● Your goal:
Repeat exactly, and only, the lines from the line containing "Read all visible" through the last line of the records below, including both.

** BEGIN Raw records **

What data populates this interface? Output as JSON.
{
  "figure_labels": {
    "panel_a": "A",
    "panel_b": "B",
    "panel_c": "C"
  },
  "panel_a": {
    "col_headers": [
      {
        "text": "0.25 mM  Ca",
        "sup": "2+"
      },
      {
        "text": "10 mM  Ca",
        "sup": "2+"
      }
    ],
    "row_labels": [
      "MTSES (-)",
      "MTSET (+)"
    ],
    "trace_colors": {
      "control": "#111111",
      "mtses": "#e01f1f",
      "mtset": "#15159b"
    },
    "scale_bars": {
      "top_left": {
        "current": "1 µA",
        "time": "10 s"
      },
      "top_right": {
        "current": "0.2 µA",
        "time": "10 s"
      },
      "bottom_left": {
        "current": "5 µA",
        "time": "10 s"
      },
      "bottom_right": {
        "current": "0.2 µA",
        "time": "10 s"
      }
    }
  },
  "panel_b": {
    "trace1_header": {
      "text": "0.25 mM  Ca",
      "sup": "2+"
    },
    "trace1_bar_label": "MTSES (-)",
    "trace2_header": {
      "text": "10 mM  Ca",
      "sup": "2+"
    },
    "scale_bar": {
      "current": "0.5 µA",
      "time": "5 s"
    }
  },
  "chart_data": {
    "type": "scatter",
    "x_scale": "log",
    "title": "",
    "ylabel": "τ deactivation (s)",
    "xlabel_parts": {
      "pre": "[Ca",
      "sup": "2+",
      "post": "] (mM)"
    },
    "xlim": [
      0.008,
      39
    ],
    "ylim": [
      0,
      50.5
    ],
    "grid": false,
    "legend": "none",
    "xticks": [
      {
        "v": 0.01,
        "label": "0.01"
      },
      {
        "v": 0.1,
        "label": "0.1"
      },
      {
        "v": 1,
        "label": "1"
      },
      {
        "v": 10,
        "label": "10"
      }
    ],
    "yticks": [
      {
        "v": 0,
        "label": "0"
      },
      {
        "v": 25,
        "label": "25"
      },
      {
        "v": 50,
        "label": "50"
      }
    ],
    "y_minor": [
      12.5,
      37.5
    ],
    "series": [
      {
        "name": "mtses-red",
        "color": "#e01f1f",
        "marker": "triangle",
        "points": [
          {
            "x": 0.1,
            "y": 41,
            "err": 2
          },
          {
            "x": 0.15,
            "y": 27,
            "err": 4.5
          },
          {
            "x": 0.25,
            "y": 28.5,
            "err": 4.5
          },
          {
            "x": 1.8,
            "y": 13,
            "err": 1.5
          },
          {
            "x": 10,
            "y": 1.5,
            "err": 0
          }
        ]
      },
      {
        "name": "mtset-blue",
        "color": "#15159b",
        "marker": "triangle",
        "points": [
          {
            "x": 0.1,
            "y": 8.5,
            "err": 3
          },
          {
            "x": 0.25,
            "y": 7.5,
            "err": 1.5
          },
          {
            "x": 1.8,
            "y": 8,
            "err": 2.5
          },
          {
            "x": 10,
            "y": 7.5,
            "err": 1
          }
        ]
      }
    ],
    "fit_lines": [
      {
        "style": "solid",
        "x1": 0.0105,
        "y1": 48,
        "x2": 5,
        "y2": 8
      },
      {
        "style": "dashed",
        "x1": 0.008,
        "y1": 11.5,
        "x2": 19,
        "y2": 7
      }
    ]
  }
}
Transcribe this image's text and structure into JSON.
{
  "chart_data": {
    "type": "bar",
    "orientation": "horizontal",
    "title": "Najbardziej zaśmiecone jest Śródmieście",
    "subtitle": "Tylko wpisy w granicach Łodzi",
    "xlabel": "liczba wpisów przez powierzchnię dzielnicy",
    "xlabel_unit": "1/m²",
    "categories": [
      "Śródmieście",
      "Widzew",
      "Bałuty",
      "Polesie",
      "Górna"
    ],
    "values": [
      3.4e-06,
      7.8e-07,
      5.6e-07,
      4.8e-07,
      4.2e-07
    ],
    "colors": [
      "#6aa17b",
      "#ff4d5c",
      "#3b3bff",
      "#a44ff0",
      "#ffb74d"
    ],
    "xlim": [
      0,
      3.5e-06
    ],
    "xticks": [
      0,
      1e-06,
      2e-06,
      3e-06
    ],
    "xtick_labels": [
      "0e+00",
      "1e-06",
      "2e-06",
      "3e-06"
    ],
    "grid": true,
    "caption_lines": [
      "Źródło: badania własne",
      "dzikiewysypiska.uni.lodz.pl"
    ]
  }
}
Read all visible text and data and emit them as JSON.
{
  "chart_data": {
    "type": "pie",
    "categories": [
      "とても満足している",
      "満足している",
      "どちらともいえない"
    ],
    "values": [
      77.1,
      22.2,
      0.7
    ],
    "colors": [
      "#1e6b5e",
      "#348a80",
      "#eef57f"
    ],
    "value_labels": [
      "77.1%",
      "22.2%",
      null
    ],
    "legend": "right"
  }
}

** END Raw records **

● Task answer:
Read all visible text and data and emit them as JSON.
{
  "chart_data": {
    "type": "pie",
    "categories": [
      "とても満足している",
      "満足している",
      "どちらともいえない"
    ],
    "values": [
      77.1,
      22.2,
      0.7
    ],
    "colors": [
      "#1e6b5e",
      "#348a80",
      "#eef57f"
    ],
    "value_labels": [
      "77.1%",
      "22.2%",
      null
    ],
    "legend": "right"
  }
}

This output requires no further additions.